* [Exercise aim]: Report the number of lines that hold the string "State". Leave out any other text.

* [The data]:
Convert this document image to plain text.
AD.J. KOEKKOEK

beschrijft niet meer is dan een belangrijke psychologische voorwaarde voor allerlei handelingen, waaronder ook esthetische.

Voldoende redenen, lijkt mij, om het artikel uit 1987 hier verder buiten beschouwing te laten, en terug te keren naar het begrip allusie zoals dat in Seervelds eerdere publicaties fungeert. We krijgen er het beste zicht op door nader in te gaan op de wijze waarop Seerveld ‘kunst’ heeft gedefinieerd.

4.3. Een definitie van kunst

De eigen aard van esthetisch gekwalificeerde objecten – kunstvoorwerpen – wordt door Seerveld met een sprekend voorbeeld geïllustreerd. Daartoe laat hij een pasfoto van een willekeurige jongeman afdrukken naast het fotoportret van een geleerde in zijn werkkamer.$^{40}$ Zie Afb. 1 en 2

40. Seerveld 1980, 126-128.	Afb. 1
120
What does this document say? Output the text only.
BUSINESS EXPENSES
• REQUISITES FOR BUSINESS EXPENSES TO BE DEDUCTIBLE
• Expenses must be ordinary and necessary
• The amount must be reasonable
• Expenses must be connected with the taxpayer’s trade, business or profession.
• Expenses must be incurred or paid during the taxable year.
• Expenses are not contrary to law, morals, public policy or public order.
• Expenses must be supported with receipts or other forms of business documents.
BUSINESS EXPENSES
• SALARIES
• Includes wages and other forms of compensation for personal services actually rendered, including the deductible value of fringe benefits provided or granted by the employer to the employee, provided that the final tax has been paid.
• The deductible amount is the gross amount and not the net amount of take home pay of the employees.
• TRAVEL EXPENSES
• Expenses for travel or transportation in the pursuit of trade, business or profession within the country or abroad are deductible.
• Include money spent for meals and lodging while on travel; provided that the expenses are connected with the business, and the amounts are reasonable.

* * *

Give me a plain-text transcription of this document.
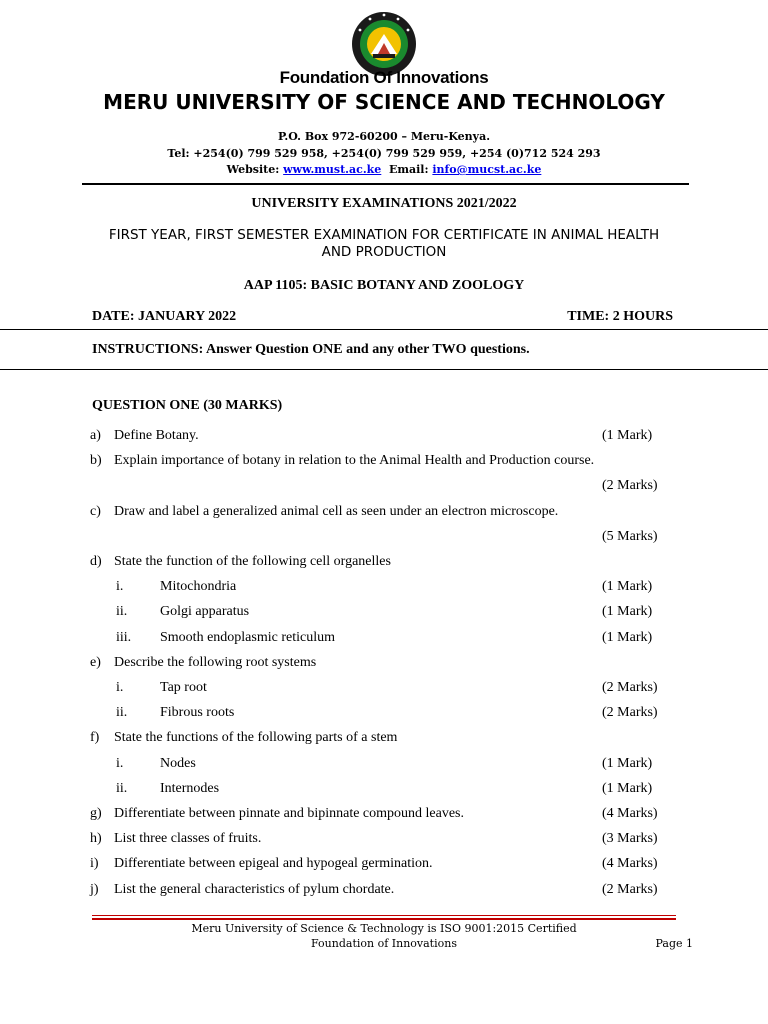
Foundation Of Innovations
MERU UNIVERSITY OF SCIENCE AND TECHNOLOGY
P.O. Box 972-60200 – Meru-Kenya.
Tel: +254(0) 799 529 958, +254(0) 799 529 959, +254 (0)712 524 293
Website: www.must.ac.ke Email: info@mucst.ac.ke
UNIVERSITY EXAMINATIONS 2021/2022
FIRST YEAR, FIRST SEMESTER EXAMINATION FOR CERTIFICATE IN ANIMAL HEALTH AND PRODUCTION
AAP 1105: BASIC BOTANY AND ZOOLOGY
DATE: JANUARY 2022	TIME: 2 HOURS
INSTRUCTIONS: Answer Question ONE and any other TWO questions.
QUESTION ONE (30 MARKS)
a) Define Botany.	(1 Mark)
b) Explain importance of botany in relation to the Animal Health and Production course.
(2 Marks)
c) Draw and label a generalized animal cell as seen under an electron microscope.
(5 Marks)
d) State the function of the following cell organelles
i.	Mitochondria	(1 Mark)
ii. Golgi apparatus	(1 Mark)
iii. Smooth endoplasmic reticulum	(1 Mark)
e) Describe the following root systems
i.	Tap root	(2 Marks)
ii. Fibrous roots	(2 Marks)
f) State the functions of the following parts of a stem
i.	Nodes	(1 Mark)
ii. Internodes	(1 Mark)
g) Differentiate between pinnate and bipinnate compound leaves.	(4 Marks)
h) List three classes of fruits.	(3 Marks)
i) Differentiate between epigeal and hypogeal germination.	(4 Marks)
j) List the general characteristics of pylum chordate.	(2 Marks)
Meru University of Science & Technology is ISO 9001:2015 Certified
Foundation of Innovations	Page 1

* [Worked solution]: 2